*INPUT MATERIAL:*
********************
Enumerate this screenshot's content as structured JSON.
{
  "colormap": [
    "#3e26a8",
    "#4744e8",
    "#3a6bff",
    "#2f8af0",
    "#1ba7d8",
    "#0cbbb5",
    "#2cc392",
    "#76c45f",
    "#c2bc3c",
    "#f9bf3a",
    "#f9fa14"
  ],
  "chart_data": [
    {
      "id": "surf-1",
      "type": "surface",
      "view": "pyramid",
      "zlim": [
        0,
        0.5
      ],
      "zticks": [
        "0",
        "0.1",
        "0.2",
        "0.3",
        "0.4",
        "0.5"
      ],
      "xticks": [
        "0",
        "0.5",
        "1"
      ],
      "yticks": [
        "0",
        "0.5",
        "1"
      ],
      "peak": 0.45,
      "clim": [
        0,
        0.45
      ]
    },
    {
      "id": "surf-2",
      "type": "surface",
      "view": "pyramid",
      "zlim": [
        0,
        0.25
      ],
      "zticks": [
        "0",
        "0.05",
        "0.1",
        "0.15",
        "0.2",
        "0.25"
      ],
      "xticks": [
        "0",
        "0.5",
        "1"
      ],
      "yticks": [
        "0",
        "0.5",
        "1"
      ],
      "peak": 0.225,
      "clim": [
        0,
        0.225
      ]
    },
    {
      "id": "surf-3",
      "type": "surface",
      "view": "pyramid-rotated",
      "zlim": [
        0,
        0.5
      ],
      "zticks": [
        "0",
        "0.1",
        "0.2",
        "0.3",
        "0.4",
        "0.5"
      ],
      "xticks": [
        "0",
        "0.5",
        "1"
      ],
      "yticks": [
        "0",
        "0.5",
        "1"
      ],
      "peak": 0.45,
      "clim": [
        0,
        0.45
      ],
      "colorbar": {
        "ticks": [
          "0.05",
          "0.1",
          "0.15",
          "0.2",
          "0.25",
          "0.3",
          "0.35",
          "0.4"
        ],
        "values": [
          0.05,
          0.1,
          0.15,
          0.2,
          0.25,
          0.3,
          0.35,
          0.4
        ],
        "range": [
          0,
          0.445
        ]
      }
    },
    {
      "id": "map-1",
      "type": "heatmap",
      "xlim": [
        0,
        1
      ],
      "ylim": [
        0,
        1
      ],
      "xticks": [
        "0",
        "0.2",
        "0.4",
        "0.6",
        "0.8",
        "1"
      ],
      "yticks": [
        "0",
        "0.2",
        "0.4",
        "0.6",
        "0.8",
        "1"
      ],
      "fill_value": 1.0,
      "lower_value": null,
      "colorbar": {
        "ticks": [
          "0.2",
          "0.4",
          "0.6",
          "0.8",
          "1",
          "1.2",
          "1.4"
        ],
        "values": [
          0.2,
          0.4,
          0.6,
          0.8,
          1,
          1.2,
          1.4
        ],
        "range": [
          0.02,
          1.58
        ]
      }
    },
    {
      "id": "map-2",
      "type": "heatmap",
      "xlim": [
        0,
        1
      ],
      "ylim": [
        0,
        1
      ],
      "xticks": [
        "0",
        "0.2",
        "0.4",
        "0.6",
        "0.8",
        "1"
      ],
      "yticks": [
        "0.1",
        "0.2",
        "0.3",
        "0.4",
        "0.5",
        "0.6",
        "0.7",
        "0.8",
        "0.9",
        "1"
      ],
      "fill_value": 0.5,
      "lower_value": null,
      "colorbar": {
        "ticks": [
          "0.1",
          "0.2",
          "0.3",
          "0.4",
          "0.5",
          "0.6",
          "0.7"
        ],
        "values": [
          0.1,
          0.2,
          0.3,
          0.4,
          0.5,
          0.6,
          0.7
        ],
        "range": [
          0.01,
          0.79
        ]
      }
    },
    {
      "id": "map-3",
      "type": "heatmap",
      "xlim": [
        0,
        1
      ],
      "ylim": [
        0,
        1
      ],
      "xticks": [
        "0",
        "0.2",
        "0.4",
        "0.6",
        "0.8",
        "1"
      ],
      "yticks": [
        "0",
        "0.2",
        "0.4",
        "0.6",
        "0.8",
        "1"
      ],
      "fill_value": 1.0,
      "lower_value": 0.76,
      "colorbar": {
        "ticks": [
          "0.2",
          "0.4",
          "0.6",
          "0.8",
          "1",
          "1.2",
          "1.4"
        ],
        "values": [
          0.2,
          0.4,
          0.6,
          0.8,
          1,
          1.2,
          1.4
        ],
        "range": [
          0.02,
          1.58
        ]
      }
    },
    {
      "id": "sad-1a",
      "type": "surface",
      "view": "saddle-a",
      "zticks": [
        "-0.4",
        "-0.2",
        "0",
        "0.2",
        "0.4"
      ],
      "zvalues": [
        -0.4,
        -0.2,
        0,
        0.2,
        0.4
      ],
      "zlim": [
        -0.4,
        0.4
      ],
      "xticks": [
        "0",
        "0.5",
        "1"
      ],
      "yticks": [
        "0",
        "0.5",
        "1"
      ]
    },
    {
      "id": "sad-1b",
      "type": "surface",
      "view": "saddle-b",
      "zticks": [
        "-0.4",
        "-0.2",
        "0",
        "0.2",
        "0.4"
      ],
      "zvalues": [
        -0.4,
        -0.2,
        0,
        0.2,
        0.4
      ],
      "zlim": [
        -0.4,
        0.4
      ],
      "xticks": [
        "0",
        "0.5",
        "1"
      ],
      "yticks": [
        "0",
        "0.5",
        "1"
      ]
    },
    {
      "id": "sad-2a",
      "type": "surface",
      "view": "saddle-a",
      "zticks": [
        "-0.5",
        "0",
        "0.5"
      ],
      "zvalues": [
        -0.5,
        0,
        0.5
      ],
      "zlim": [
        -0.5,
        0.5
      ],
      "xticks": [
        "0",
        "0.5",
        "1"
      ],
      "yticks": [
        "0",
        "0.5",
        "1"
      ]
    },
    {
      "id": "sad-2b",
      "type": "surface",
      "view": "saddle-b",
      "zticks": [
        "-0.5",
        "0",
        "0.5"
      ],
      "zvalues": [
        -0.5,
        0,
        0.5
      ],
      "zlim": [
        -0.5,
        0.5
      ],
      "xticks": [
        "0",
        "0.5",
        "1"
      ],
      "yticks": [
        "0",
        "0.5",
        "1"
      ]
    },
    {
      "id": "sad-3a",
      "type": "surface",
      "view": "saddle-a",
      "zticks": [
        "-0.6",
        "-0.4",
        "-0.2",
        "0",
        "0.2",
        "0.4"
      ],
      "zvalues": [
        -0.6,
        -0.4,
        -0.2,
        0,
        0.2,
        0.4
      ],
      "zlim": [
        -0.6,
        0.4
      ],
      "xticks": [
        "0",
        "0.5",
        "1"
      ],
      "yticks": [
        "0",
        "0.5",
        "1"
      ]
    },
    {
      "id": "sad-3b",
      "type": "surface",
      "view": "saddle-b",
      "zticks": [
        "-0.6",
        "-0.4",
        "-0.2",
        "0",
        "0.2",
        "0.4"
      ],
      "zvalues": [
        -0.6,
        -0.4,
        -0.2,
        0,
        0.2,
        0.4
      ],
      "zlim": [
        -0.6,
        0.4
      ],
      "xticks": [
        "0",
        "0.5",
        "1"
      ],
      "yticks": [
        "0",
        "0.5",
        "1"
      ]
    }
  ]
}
********************
*YOUR GOAL:* Write out every line of the records exactly.

*OUTPUT BELOW:*
Enumerate this screenshot's content as structured JSON.
{
  "colormap": [
    "#3e26a8",
    "#4744e8",
    "#3a6bff",
    "#2f8af0",
    "#1ba7d8",
    "#0cbbb5",
    "#2cc392",
    "#76c45f",
    "#c2bc3c",
    "#f9bf3a",
    "#f9fa14"
  ],
  "chart_data": [
    {
      "id": "surf-1",
      "type": "surface",
      "view": "pyramid",
      "zlim": [
        0,
        0.5
      ],
      "zticks": [
        "0",
        "0.1",
        "0.2",
        "0.3",
        "0.4",
        "0.5"
      ],
      "xticks": [
        "0",
        "0.5",
        "1"
      ],
      "yticks": [
        "0",
        "0.5",
        "1"
      ],
      "peak": 0.45,
      "clim": [
        0,
        0.45
      ]
    },
    {
      "id": "surf-2",
      "type": "surface",
      "view": "pyramid",
      "zlim": [
        0,
        0.25
      ],
      "zticks": [
        "0",
        "0.05",
        "0.1",
        "0.15",
        "0.2",
        "0.25"
      ],
      "xticks": [
        "0",
        "0.5",
        "1"
      ],
      "yticks": [
        "0",
        "0.5",
        "1"
      ],
      "peak": 0.225,
      "clim": [
        0,
        0.225
      ]
    },
    {
      "id": "surf-3",
      "type": "surface",
      "view": "pyramid-rotated",
      "zlim": [
        0,
        0.5
      ],
      "zticks": [
        "0",
        "0.1",
        "0.2",
        "0.3",
        "0.4",
        "0.5"
      ],
      "xticks": [
        "0",
        "0.5",
        "1"
      ],
      "yticks": [
        "0",
        "0.5",
        "1"
      ],
      "peak": 0.45,
      "clim": [
        0,
        0.45
      ],
      "colorbar": {
        "ticks": [
          "0.05",
          "0.1",
          "0.15",
          "0.2",
          "0.25",
          "0.3",
          "0.35",
          "0.4"
        ],
        "values": [
          0.05,
          0.1,
          0.15,
          0.2,
          0.25,
          0.3,
          0.35,
          0.4
        ],
        "range": [
          0,
          0.445
        ]
      }
    },
    {
      "id": "map-1",
      "type": "heatmap",
      "xlim": [
        0,
        1
      ],
      "ylim": [
        0,
        1
      ],
      "xticks": [
        "0",
        "0.2",
        "0.4",
        "0.6",
        "0.8",
        "1"
      ],
      "yticks": [
        "0",
        "0.2",
        "0.4",
        "0.6",
        "0.8",
        "1"
      ],
      "fill_value": 1.0,
      "lower_value": null,
      "colorbar": {
        "ticks": [
          "0.2",
          "0.4",
          "0.6",
          "0.8",
          "1",
          "1.2",
          "1.4"
        ],
        "values": [
          0.2,
          0.4,
          0.6,
          0.8,
          1,
          1.2,
          1.4
        ],
        "range": [
          0.02,
          1.58
        ]
      }
    },
    {
      "id": "map-2",
      "type": "heatmap",
      "xlim": [
        0,
        1
      ],
      "ylim": [
        0,
        1
      ],
      "xticks": [
        "0",
        "0.2",
        "0.4",
        "0.6",
        "0.8",
        "1"
      ],
      "yticks": [
        "0.1",
        "0.2",
        "0.3",
        "0.4",
        "0.5",
        "0.6",
        "0.7",
        "0.8",
        "0.9",
        "1"
      ],
      "fill_value": 0.5,
      "lower_value": null,
      "colorbar": {
        "ticks": [
          "0.1",
          "0.2",
          "0.3",
          "0.4",
          "0.5",
          "0.6",
          "0.7"
        ],
        "values": [
          0.1,
          0.2,
          0.3,
          0.4,
          0.5,
          0.6,
          0.7
        ],
        "range": [
          0.01,
          0.79
        ]
      }
    },
    {
      "id": "map-3",
      "type": "heatmap",
      "xlim": [
        0,
        1
      ],
      "ylim": [
        0,
        1
      ],
      "xticks": [
        "0",
        "0.2",
        "0.4",
        "0.6",
        "0.8",
        "1"
      ],
      "yticks": [
        "0",
        "0.2",
        "0.4",
        "0.6",
        "0.8",
        "1"
      ],
      "fill_value": 1.0,
      "lower_value": 0.76,
      "colorbar": {
        "ticks": [
          "0.2",
          "0.4",
          "0.6",
          "0.8",
          "1",
          "1.2",
          "1.4"
        ],
        "values": [
          0.2,
          0.4,
          0.6,
          0.8,
          1,
          1.2,
          1.4
        ],
        "range": [
          0.02,
          1.58
        ]
      }
    },
    {
      "id": "sad-1a",
      "type": "surface",
      "view": "saddle-a",
      "zticks": [
        "-0.4",
        "-0.2",
        "0",
        "0.2",
        "0.4"
      ],
      "zvalues": [
        -0.4,
        -0.2,
        0,
        0.2,
        0.4
      ],
      "zlim": [
        -0.4,
        0.4
      ],
      "xticks": [
        "0",
        "0.5",
        "1"
      ],
      "yticks": [
        "0",
        "0.5",
        "1"
      ]
    },
    {
      "id": "sad-1b",
      "type": "surface",
      "view": "saddle-b",
      "zticks": [
        "-0.4",
        "-0.2",
        "0",
        "0.2",
        "0.4"
      ],
      "zvalues": [
        -0.4,
        -0.2,
        0,
        0.2,
        0.4
      ],
      "zlim": [
        -0.4,
        0.4
      ],
      "xticks": [
        "0",
        "0.5",
        "1"
      ],
      "yticks": [
        "0",
        "0.5",
        "1"
      ]
    },
    {
      "id": "sad-2a",
      "type": "surface",
      "view": "saddle-a",
      "zticks": [
        "-0.5",
        "0",
        "0.5"
      ],
      "zvalues": [
        -0.5,
        0,
        0.5
      ],
      "zlim": [
        -0.5,
        0.5
      ],
      "xticks": [
        "0",
        "0.5",
        "1"
      ],
      "yticks": [
        "0",
        "0.5",
        "1"
      ]
    },
    {
      "id": "sad-2b",
      "type": "surface",
      "view": "saddle-b",
      "zticks": [
        "-0.5",
        "0",
        "0.5"
      ],
      "zvalues": [
        -0.5,
        0,
        0.5
      ],
      "zlim": [
        -0.5,
        0.5
      ],
      "xticks": [
        "0",
        "0.5",
        "1"
      ],
      "yticks": [
        "0",
        "0.5",
        "1"
      ]
    },
    {
      "id": "sad-3a",
      "type": "surface",
      "view": "saddle-a",
      "zticks": [
        "-0.6",
        "-0.4",
        "-0.2",
        "0",
        "0.2",
        "0.4"
      ],
      "zvalues": [
        -0.6,
        -0.4,
        -0.2,
        0,
        0.2,
        0.4
      ],
      "zlim": [
        -0.6,
        0.4
      ],
      "xticks": [
        "0",
        "0.5",
        "1"
      ],
      "yticks": [
        "0",
        "0.5",
        "1"
      ]
    },
    {
      "id": "sad-3b",
      "type": "surface",
      "view": "saddle-b",
      "zticks": [
        "-0.6",
        "-0.4",
        "-0.2",
        "0",
        "0.2",
        "0.4"
      ],
      "zvalues": [
        -0.6,
        -0.4,
        -0.2,
        0,
        0.2,
        0.4
      ],
      "zlim": [
        -0.6,
        0.4
      ],
      "xticks": [
        "0",
        "0.5",
        "1"
      ],
      "yticks": [
        "0",
        "0.5",
        "1"
      ]
    }
  ]
}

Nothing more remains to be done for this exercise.